Data provided:
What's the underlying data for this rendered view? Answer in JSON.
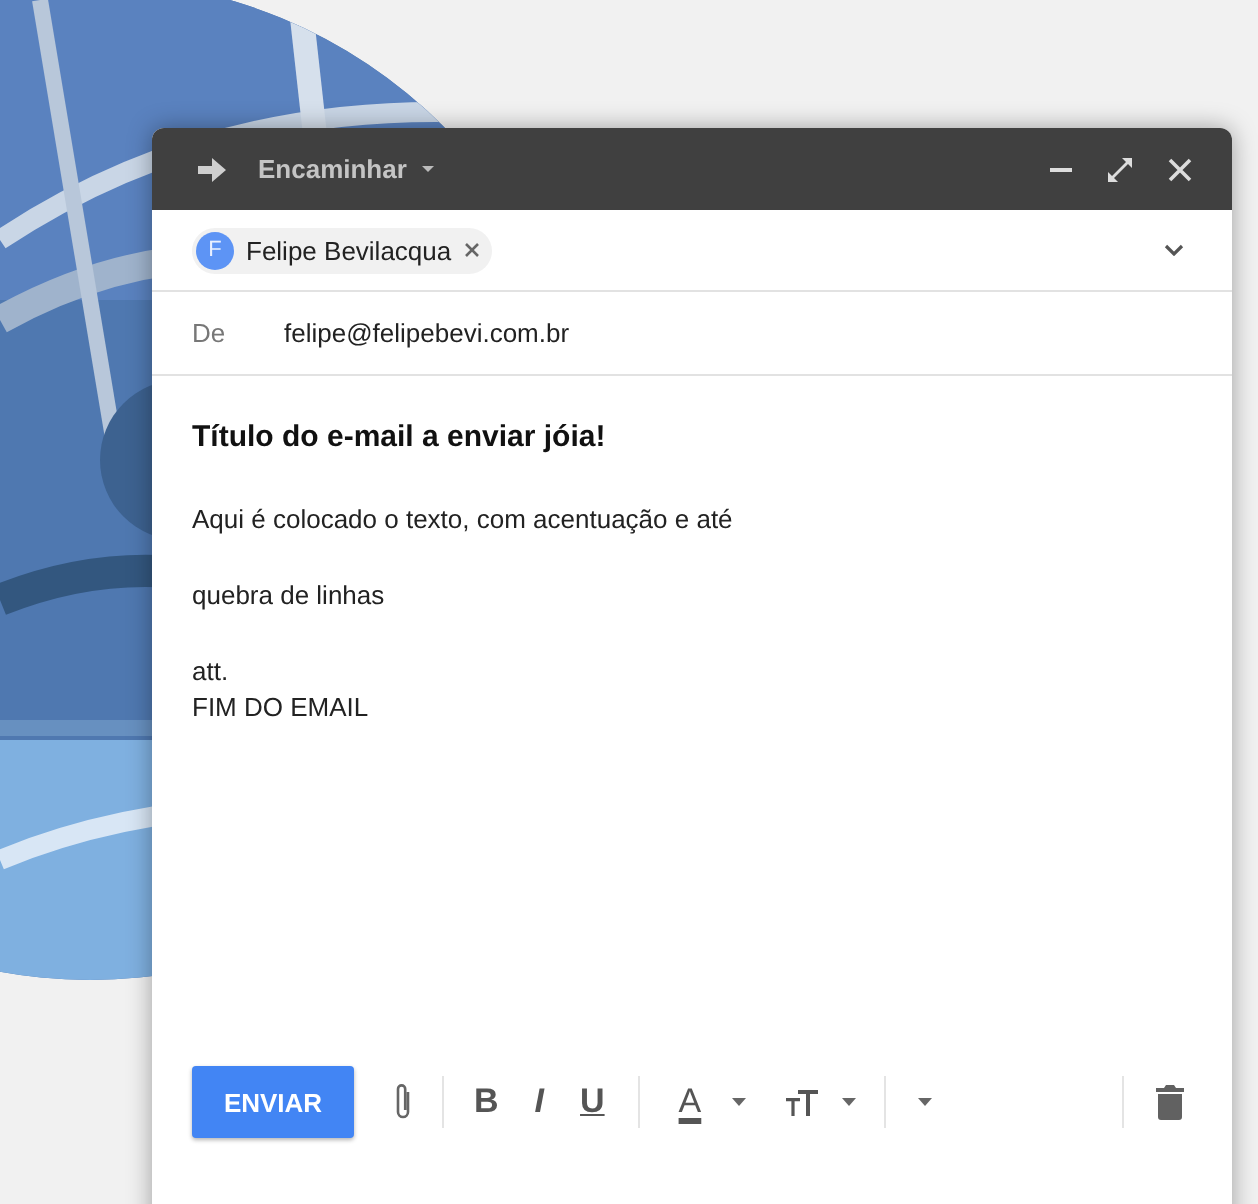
{
  "window": {
    "title": "Encaminhar"
  },
  "recipients": [
    {
      "initial": "F",
      "name": "Felipe Bevilacqua"
    }
  ],
  "from": {
    "label": "De",
    "value": "felipe@felipebevi.com.br"
  },
  "body": {
    "title": "Título do e-mail a enviar jóia!",
    "paragraphs": [
      {
        "lines": [
          "Aqui é colocado o texto, com acentuação e até"
        ]
      },
      {
        "lines": [
          "quebra de linhas"
        ]
      },
      {
        "lines": [
          "att.",
          "FIM DO EMAIL"
        ]
      }
    ]
  },
  "toolbar": {
    "send": "ENVIAR",
    "format": [
      {
        "kind": "bold",
        "label": "B"
      },
      {
        "kind": "italic",
        "label": "I"
      },
      {
        "kind": "underline",
        "label": "U"
      }
    ],
    "color_label": "A"
  }
}
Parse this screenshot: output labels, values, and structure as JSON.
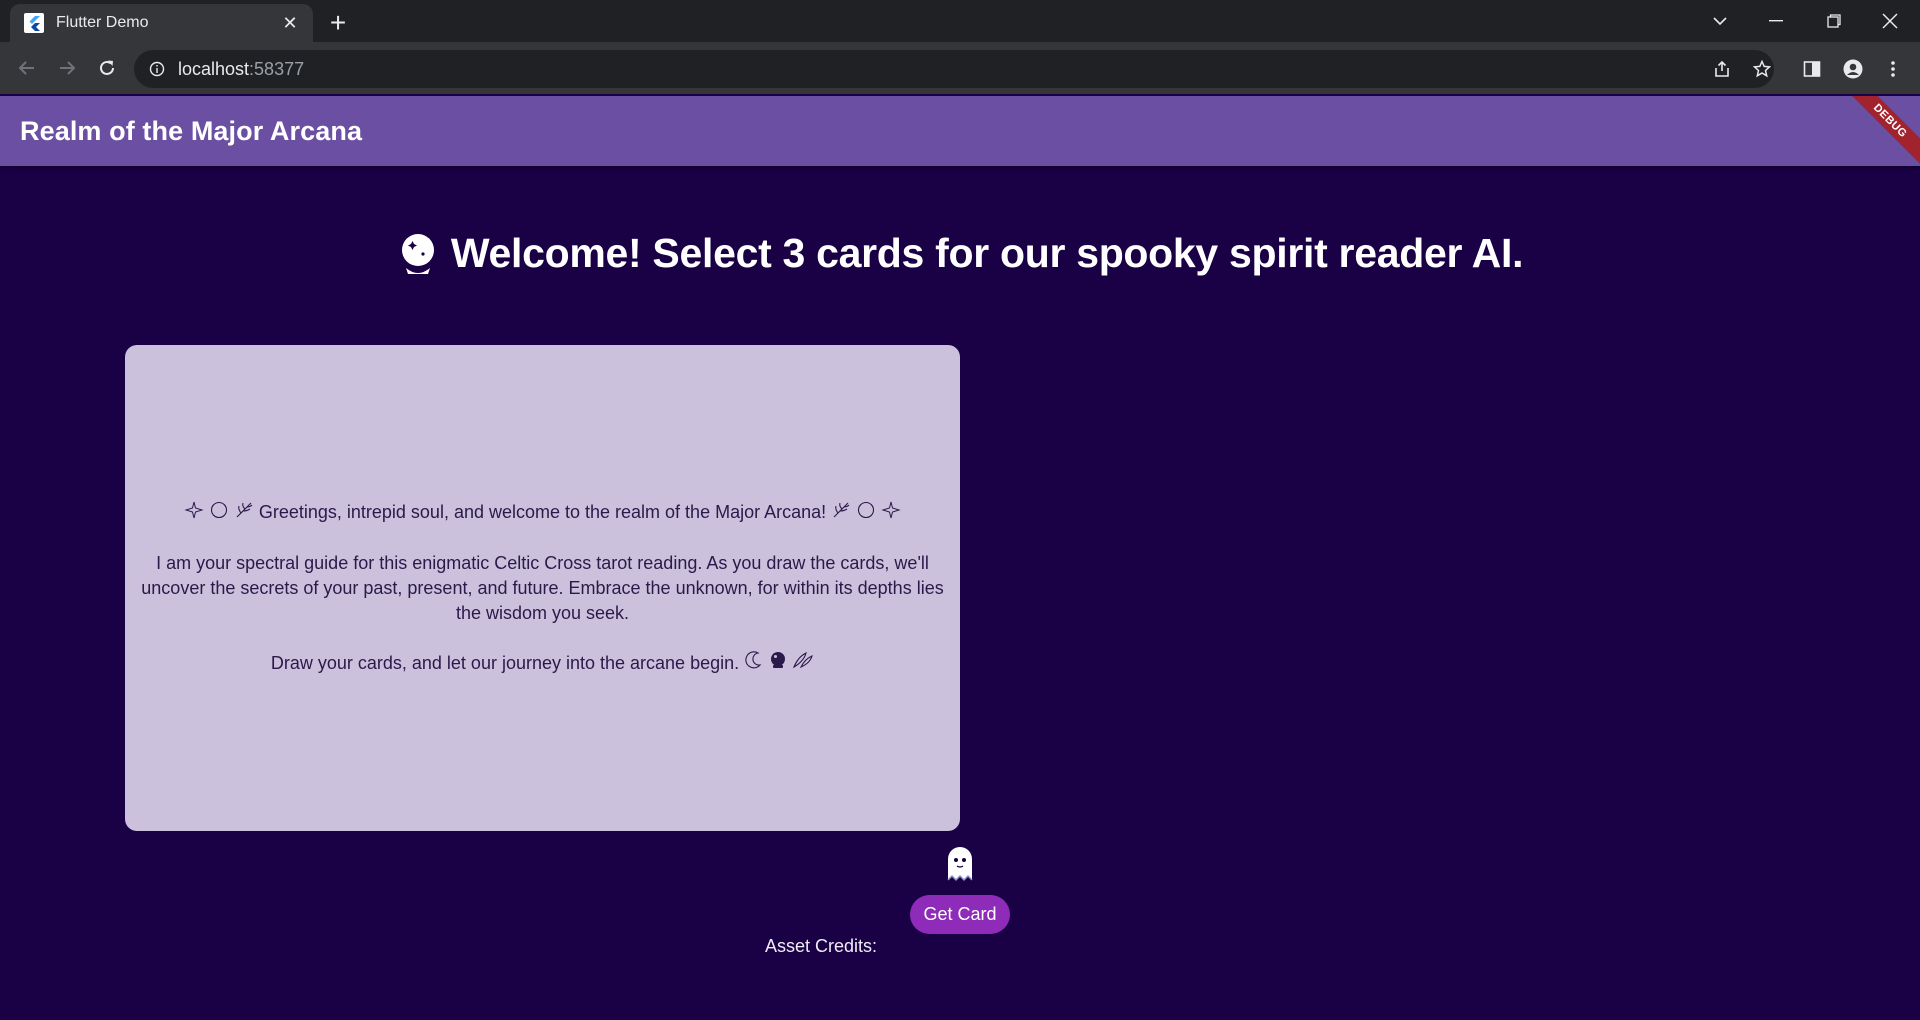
{
  "browser": {
    "tab_title": "Flutter Demo",
    "url_host": "localhost",
    "url_port": ":58377"
  },
  "app": {
    "title": "Realm of the Major Arcana",
    "debug_banner": "DEBUG",
    "welcome": "Welcome! Select 3 cards for our spooky spirit reader AI.",
    "reader": {
      "greeting": "Greetings, intrepid soul, and welcome to the realm of the Major Arcana!",
      "body": "I am your spectral guide for this enigmatic Celtic Cross tarot reading. As you draw the cards, we'll uncover the secrets of your past, present, and future. Embrace the unknown, for within its depths lies the wisdom you seek.",
      "closing": "Draw your cards, and let our journey into the arcane begin."
    },
    "get_card_label": "Get Card",
    "asset_credits": "Asset Credits:"
  },
  "icons": {
    "crystal_ball": "crystal-ball-icon",
    "ghost": "ghost-icon"
  },
  "colors": {
    "background": "#1a0045",
    "appbar": "#6b4fa3",
    "card": "#cbc1dc",
    "button": "#8e2bb8",
    "debug": "#a1232e"
  }
}
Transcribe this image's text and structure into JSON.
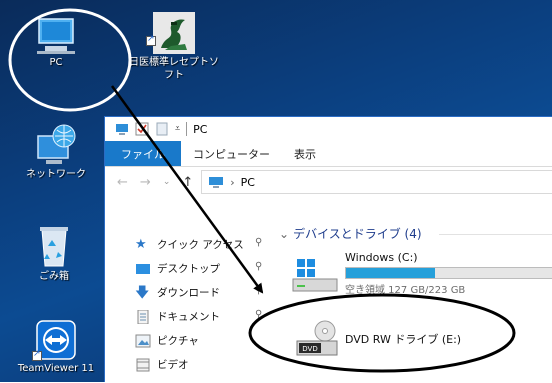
{
  "desktop": {
    "icons": [
      {
        "label": "PC",
        "icon": "pc-icon"
      },
      {
        "label": "日医標準レセプトソフト",
        "icon": "orca-receipt-software-icon"
      },
      {
        "label": "ネットワーク",
        "icon": "network-icon"
      },
      {
        "label": "ごみ箱",
        "icon": "recycle-bin-icon"
      },
      {
        "label": "TeamViewer 11",
        "icon": "teamviewer-icon"
      }
    ]
  },
  "explorer": {
    "title": "PC",
    "ribbon_tabs": [
      "ファイル",
      "コンピューター",
      "表示"
    ],
    "address": {
      "path": "PC"
    },
    "nav_pane": {
      "items": [
        {
          "label": "クイック アクセス",
          "icon": "star-icon"
        },
        {
          "label": "デスクトップ",
          "icon": "desktop-folder-icon"
        },
        {
          "label": "ダウンロード",
          "icon": "download-arrow-icon"
        },
        {
          "label": "ドキュメント",
          "icon": "document-icon"
        },
        {
          "label": "ピクチャ",
          "icon": "picture-icon"
        },
        {
          "label": "ビデオ",
          "icon": "video-icon"
        }
      ]
    },
    "content": {
      "group_header": "デバイスとドライブ (4)",
      "drives": [
        {
          "name": "Windows (C:)",
          "free_text": "空き領域 127 GB/223 GB",
          "used_fraction": 0.43,
          "icon": "windows-drive-icon"
        },
        {
          "name": "DVD RW ドライブ (E:)",
          "icon": "dvd-drive-icon",
          "badge": "DVD"
        }
      ]
    }
  },
  "colors": {
    "desktop_bg": "#0b3f7f",
    "ribbon_file_tab": "#1979ca",
    "usage_bar": "#26a0da",
    "annotation": "#000000"
  }
}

Problem to work on: Which lines of the material contain the string "Major"? List each of them.

Reply:
    "title": "Realm of the Major Arcana",
      "greeting": "Greetings, intrepid soul, and welcome to the realm of the Major Arcana!",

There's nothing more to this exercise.